--- START DATA SHOWN ---
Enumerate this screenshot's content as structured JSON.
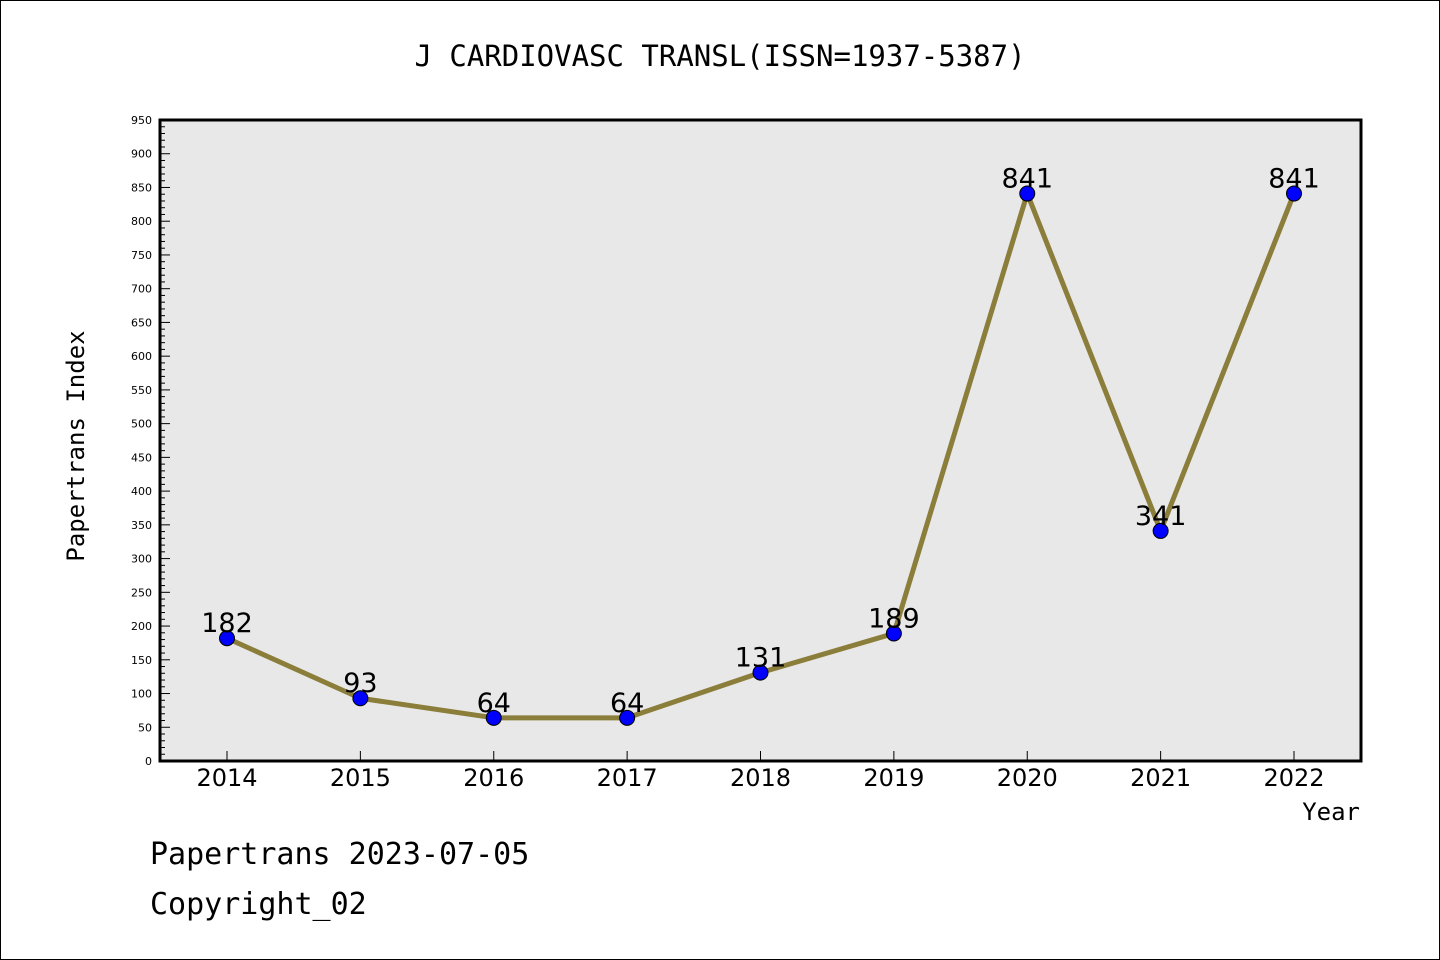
{
  "chart_data": {
    "type": "line",
    "title": "J CARDIOVASC TRANSL(ISSN=1937-5387)",
    "xlabel": "Year",
    "ylabel": "Papertrans Index",
    "categories": [
      "2014",
      "2015",
      "2016",
      "2017",
      "2018",
      "2019",
      "2020",
      "2021",
      "2022"
    ],
    "values": [
      182,
      93,
      64,
      64,
      131,
      189,
      841,
      341,
      841
    ],
    "data_labels": [
      "182",
      "93",
      "64",
      "64",
      "131",
      "189",
      "841",
      "341",
      "841"
    ],
    "ylim": [
      0,
      950
    ],
    "yticks": [
      0,
      50,
      100,
      150,
      200,
      250,
      300,
      350,
      400,
      450,
      500,
      550,
      600,
      650,
      700,
      750,
      800,
      850,
      900,
      950
    ],
    "ytick_labels": [
      "0",
      "50",
      "100",
      "150",
      "200",
      "250",
      "300",
      "350",
      "400",
      "450",
      "500",
      "550",
      "600",
      "650",
      "700",
      "750",
      "800",
      "850",
      "900",
      "950"
    ],
    "grid": false,
    "line_color": "#8B7D3A",
    "marker_color": "#0000FF",
    "plot_background": "#E8E8E8"
  },
  "footer": {
    "line1": "Papertrans 2023-07-05",
    "line2": "Copyright_02"
  }
}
--- END DATA SHOWN ---
WORK TO COMPLETE - Reproduce the full listing faithfully, but do not carry over any pictures.

RESPONSE TO THIS EXERCISE -
Enumerate this screenshot's content as structured JSON.
{
  "chart_data": {
    "type": "line",
    "title": "J CARDIOVASC TRANSL(ISSN=1937-5387)",
    "xlabel": "Year",
    "ylabel": "Papertrans Index",
    "categories": [
      "2014",
      "2015",
      "2016",
      "2017",
      "2018",
      "2019",
      "2020",
      "2021",
      "2022"
    ],
    "values": [
      182,
      93,
      64,
      64,
      131,
      189,
      841,
      341,
      841
    ],
    "data_labels": [
      "182",
      "93",
      "64",
      "64",
      "131",
      "189",
      "841",
      "341",
      "841"
    ],
    "ylim": [
      0,
      950
    ],
    "yticks": [
      0,
      50,
      100,
      150,
      200,
      250,
      300,
      350,
      400,
      450,
      500,
      550,
      600,
      650,
      700,
      750,
      800,
      850,
      900,
      950
    ],
    "ytick_labels": [
      "0",
      "50",
      "100",
      "150",
      "200",
      "250",
      "300",
      "350",
      "400",
      "450",
      "500",
      "550",
      "600",
      "650",
      "700",
      "750",
      "800",
      "850",
      "900",
      "950"
    ],
    "grid": false,
    "line_color": "#8B7D3A",
    "marker_color": "#0000FF",
    "plot_background": "#E8E8E8"
  },
  "footer": {
    "line1": "Papertrans 2023-07-05",
    "line2": "Copyright_02"
  }
}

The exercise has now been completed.